Aim: Copy every line of the records below word for word, leaving nothing out.
___
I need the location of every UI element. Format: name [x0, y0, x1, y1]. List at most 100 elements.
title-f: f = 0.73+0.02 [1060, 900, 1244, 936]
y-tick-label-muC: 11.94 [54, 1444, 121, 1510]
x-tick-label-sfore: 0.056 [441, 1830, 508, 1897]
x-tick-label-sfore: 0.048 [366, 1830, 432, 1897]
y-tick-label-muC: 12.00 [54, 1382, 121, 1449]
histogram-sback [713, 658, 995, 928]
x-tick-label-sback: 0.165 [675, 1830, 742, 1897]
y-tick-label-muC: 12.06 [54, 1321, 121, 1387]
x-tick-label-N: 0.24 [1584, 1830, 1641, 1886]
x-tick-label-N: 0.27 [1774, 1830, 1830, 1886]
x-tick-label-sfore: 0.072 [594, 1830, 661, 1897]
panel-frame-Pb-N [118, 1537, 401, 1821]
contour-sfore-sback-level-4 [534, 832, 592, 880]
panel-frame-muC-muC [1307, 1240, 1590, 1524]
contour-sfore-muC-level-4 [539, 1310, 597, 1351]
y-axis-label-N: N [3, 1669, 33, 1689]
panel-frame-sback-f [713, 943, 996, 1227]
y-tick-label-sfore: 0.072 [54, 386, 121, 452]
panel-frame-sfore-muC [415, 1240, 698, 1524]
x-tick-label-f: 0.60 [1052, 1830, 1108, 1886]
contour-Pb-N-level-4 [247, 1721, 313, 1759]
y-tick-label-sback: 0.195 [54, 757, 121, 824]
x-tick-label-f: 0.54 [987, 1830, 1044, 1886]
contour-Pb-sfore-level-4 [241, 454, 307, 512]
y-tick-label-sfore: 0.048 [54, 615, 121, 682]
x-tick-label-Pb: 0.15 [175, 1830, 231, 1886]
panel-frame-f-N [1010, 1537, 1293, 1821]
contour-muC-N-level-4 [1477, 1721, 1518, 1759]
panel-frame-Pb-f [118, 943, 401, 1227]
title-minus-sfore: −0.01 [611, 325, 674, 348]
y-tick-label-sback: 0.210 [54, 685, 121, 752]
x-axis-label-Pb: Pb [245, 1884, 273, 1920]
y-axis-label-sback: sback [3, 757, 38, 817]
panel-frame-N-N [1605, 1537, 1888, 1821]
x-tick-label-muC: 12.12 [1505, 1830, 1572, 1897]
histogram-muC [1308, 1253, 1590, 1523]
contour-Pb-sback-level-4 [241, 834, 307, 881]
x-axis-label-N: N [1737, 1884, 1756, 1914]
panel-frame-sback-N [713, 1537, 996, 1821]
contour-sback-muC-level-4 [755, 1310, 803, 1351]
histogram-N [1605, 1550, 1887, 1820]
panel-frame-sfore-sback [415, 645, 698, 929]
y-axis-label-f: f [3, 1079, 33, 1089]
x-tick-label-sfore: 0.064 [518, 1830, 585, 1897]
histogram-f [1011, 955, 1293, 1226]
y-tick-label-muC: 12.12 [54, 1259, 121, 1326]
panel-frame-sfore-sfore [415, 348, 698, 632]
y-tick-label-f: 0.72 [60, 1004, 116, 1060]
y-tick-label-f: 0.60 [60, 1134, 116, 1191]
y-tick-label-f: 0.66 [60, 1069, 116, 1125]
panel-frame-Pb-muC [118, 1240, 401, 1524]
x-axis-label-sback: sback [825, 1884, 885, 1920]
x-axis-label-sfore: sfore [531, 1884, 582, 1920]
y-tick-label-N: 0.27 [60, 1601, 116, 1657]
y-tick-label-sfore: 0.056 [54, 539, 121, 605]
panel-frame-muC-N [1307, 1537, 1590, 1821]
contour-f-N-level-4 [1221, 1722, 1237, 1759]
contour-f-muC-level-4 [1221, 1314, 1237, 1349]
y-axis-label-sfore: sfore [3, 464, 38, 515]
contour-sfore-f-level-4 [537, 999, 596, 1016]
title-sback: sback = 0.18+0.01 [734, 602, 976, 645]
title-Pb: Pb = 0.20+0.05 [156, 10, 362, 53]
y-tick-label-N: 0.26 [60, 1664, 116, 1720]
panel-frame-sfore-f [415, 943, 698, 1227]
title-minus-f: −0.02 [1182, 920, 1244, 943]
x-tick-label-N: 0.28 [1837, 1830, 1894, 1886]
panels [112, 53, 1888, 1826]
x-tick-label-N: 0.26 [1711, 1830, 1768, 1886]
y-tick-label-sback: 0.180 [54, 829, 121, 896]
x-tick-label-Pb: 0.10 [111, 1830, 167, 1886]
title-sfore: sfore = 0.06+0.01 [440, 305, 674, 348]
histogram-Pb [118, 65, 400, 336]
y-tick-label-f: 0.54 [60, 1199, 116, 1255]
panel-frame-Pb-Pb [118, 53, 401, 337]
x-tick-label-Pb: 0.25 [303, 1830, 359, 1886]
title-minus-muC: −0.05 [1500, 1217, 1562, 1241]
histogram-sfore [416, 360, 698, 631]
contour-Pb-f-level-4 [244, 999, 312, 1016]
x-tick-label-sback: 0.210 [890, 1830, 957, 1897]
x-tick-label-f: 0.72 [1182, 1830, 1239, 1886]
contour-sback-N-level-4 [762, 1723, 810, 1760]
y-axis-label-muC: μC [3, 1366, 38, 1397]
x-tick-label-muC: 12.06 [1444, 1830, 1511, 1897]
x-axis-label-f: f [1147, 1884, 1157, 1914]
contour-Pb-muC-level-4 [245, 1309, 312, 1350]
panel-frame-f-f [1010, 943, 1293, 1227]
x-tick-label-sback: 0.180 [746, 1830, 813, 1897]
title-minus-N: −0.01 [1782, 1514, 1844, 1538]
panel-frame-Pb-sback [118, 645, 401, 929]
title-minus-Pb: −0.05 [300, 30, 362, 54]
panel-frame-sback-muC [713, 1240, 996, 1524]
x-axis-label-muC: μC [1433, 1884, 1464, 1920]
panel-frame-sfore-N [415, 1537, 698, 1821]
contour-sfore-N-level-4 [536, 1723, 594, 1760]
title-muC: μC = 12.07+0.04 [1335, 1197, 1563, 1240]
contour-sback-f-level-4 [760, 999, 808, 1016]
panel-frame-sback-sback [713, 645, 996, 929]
___
Result below:
I need the location of every UI element. Format: name [x0, y0, x1, y1]. List at most 100 elements.
title-f: f = 0.73+0.02 [1060, 900, 1244, 936]
y-tick-label-muC: 11.94 [54, 1444, 121, 1510]
x-tick-label-sfore: 0.056 [441, 1830, 508, 1897]
x-tick-label-sfore: 0.048 [366, 1830, 432, 1897]
y-tick-label-muC: 12.00 [54, 1382, 121, 1449]
histogram-sback [713, 658, 995, 928]
x-tick-label-sback: 0.165 [675, 1830, 742, 1897]
y-tick-label-muC: 12.06 [54, 1321, 121, 1387]
x-tick-label-N: 0.24 [1584, 1830, 1641, 1886]
x-tick-label-N: 0.27 [1774, 1830, 1830, 1886]
x-tick-label-sfore: 0.072 [594, 1830, 661, 1897]
panel-frame-Pb-N [118, 1537, 401, 1821]
contour-sfore-sback-level-4 [534, 832, 592, 880]
panel-frame-muC-muC [1307, 1240, 1590, 1524]
contour-sfore-muC-level-4 [539, 1310, 597, 1351]
y-axis-label-N: N [3, 1669, 33, 1689]
panel-frame-sback-f [713, 943, 996, 1227]
y-tick-label-sfore: 0.072 [54, 386, 121, 452]
panel-frame-sfore-muC [415, 1240, 698, 1524]
x-tick-label-f: 0.60 [1052, 1830, 1108, 1886]
contour-Pb-N-level-4 [247, 1721, 313, 1759]
y-tick-label-sback: 0.195 [54, 757, 121, 824]
x-tick-label-f: 0.54 [987, 1830, 1044, 1886]
contour-Pb-sfore-level-4 [241, 454, 307, 512]
y-tick-label-sfore: 0.048 [54, 615, 121, 682]
x-tick-label-Pb: 0.15 [175, 1830, 231, 1886]
panel-frame-f-N [1010, 1537, 1293, 1821]
contour-muC-N-level-4 [1477, 1721, 1518, 1759]
panel-frame-Pb-f [118, 943, 401, 1227]
title-minus-sfore: −0.01 [611, 325, 674, 348]
y-tick-label-sback: 0.210 [54, 685, 121, 752]
x-axis-label-Pb: Pb [245, 1884, 273, 1920]
y-axis-label-sback: sback [3, 757, 38, 817]
panel-frame-N-N [1605, 1537, 1888, 1821]
x-tick-label-muC: 12.12 [1505, 1830, 1572, 1897]
histogram-muC [1308, 1253, 1590, 1523]
contour-Pb-sback-level-4 [241, 834, 307, 881]
x-axis-label-N: N [1737, 1884, 1756, 1914]
panel-frame-sback-N [713, 1537, 996, 1821]
contour-sback-muC-level-4 [755, 1310, 803, 1351]
histogram-N [1605, 1550, 1887, 1820]
panel-frame-sfore-sback [415, 645, 698, 929]
y-axis-label-f: f [3, 1079, 33, 1089]
x-tick-label-sfore: 0.064 [518, 1830, 585, 1897]
histogram-f [1011, 955, 1293, 1226]
y-tick-label-muC: 12.12 [54, 1259, 121, 1326]
panel-frame-sfore-sfore [415, 348, 698, 632]
y-tick-label-f: 0.72 [60, 1004, 116, 1060]
y-tick-label-f: 0.60 [60, 1134, 116, 1191]
y-tick-label-f: 0.66 [60, 1069, 116, 1125]
panel-frame-Pb-muC [118, 1240, 401, 1524]
x-axis-label-sback: sback [825, 1884, 885, 1920]
x-axis-label-sfore: sfore [531, 1884, 582, 1920]
y-tick-label-N: 0.27 [60, 1601, 116, 1657]
y-tick-label-sfore: 0.056 [54, 539, 121, 605]
panel-frame-muC-N [1307, 1537, 1590, 1821]
contour-f-N-level-4 [1221, 1722, 1237, 1759]
contour-f-muC-level-4 [1221, 1314, 1237, 1349]
y-axis-label-sfore: sfore [3, 464, 38, 515]
contour-sfore-f-level-4 [537, 999, 596, 1016]
title-sback: sback = 0.18+0.01 [734, 602, 976, 645]
title-Pb: Pb = 0.20+0.05 [156, 10, 362, 53]
y-tick-label-N: 0.26 [60, 1664, 116, 1720]
panel-frame-sfore-f [415, 943, 698, 1227]
title-minus-f: −0.02 [1182, 920, 1244, 943]
x-tick-label-N: 0.28 [1837, 1830, 1894, 1886]
panels [112, 53, 1888, 1826]
x-tick-label-N: 0.26 [1711, 1830, 1768, 1886]
y-tick-label-sback: 0.180 [54, 829, 121, 896]
x-tick-label-Pb: 0.10 [111, 1830, 167, 1886]
title-sfore: sfore = 0.06+0.01 [440, 305, 674, 348]
histogram-Pb [118, 65, 400, 336]
y-tick-label-f: 0.54 [60, 1199, 116, 1255]
panel-frame-Pb-Pb [118, 53, 401, 337]
x-tick-label-Pb: 0.25 [303, 1830, 359, 1886]
title-minus-muC: −0.05 [1500, 1217, 1562, 1241]
histogram-sfore [416, 360, 698, 631]
contour-Pb-f-level-4 [244, 999, 312, 1016]
x-tick-label-sback: 0.210 [890, 1830, 957, 1897]
x-tick-label-f: 0.72 [1182, 1830, 1239, 1886]
contour-sback-N-level-4 [762, 1723, 810, 1760]
y-axis-label-muC: μC [3, 1366, 38, 1397]
x-tick-label-muC: 12.06 [1444, 1830, 1511, 1897]
x-axis-label-f: f [1147, 1884, 1157, 1914]
contour-Pb-muC-level-4 [245, 1309, 312, 1350]
panel-frame-f-f [1010, 943, 1293, 1227]
x-tick-label-sback: 0.180 [746, 1830, 813, 1897]
title-minus-N: −0.01 [1782, 1514, 1844, 1538]
panel-frame-Pb-sback [118, 645, 401, 929]
title-minus-Pb: −0.05 [300, 30, 362, 54]
panel-frame-sback-muC [713, 1240, 996, 1524]
x-axis-label-muC: μC [1433, 1884, 1464, 1920]
panel-frame-sfore-N [415, 1537, 698, 1821]
contour-sfore-N-level-4 [536, 1723, 594, 1760]
title-muC: μC = 12.07+0.04 [1335, 1197, 1563, 1240]
contour-sback-f-level-4 [760, 999, 808, 1016]
panel-frame-sback-sback [713, 645, 996, 929]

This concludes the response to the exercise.